Aim ▸
Print out each record below, unaltered and complete, without its images.

Dataset records ▸
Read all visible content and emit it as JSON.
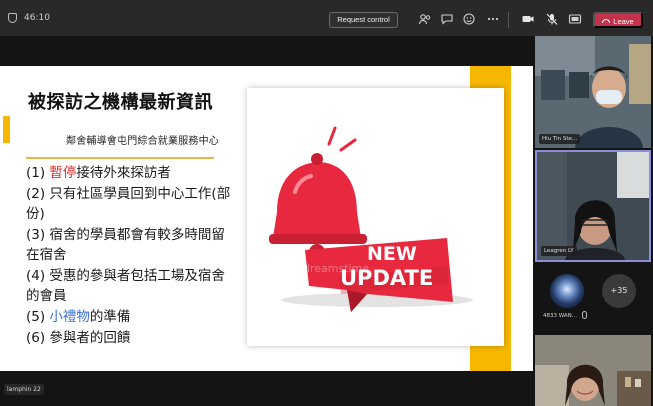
{
  "topbar": {
    "timer": "46:10",
    "request_control": "Request control",
    "leave": "Leave"
  },
  "slide": {
    "title": "被探訪之機構最新資訊",
    "org": "鄰舍輔導會屯門綜合就業服務中心",
    "items": [
      {
        "num": "(1) ",
        "highlight": "暫停",
        "rest": "接待外來探訪者",
        "color": "#e0302e"
      },
      {
        "num": "(2) ",
        "highlight": "",
        "rest": "只有社區學員回到中心工作(部份)",
        "color": ""
      },
      {
        "num": "(3) ",
        "highlight": "",
        "rest": "宿舍的學員都會有較多時間留在宿舍",
        "color": ""
      },
      {
        "num": "(4) ",
        "highlight": "",
        "rest": "受惠的參與者包括工場及宿舍的會員",
        "color": ""
      },
      {
        "num": "(5) ",
        "highlight": "小禮物",
        "rest": "的準備",
        "color": "#3a6fd8"
      },
      {
        "num": "(6) ",
        "highlight": "",
        "rest": "參與者的回饋",
        "color": ""
      }
    ],
    "badge": {
      "line1": "NEW",
      "line2": "UPDATE",
      "watermark": "dreamstime"
    },
    "presenter": "lamphin 22"
  },
  "participants": {
    "tile1_name": "Hiu Tin Ste...",
    "tile2_name": "Leagren LY",
    "avatar_name": "4833 WAN...",
    "more_count": "+35"
  },
  "colors": {
    "accent": "#f6b700",
    "badge_red": "#e8283e",
    "leave": "#c4314b",
    "active_border": "#8a8fd8"
  }
}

Solved exercise ▸
Read all visible content and emit it as JSON.
{
  "topbar": {
    "timer": "46:10",
    "request_control": "Request control",
    "leave": "Leave"
  },
  "slide": {
    "title": "被探訪之機構最新資訊",
    "org": "鄰舍輔導會屯門綜合就業服務中心",
    "items": [
      {
        "num": "(1) ",
        "highlight": "暫停",
        "rest": "接待外來探訪者",
        "color": "#e0302e"
      },
      {
        "num": "(2) ",
        "highlight": "",
        "rest": "只有社區學員回到中心工作(部份)",
        "color": ""
      },
      {
        "num": "(3) ",
        "highlight": "",
        "rest": "宿舍的學員都會有較多時間留在宿舍",
        "color": ""
      },
      {
        "num": "(4) ",
        "highlight": "",
        "rest": "受惠的參與者包括工場及宿舍的會員",
        "color": ""
      },
      {
        "num": "(5) ",
        "highlight": "小禮物",
        "rest": "的準備",
        "color": "#3a6fd8"
      },
      {
        "num": "(6) ",
        "highlight": "",
        "rest": "參與者的回饋",
        "color": ""
      }
    ],
    "badge": {
      "line1": "NEW",
      "line2": "UPDATE",
      "watermark": "dreamstime"
    },
    "presenter": "lamphin 22"
  },
  "participants": {
    "tile1_name": "Hiu Tin Ste...",
    "tile2_name": "Leagren LY",
    "avatar_name": "4833 WAN...",
    "more_count": "+35"
  },
  "colors": {
    "accent": "#f6b700",
    "badge_red": "#e8283e",
    "leave": "#c4314b",
    "active_border": "#8a8fd8"
  }
}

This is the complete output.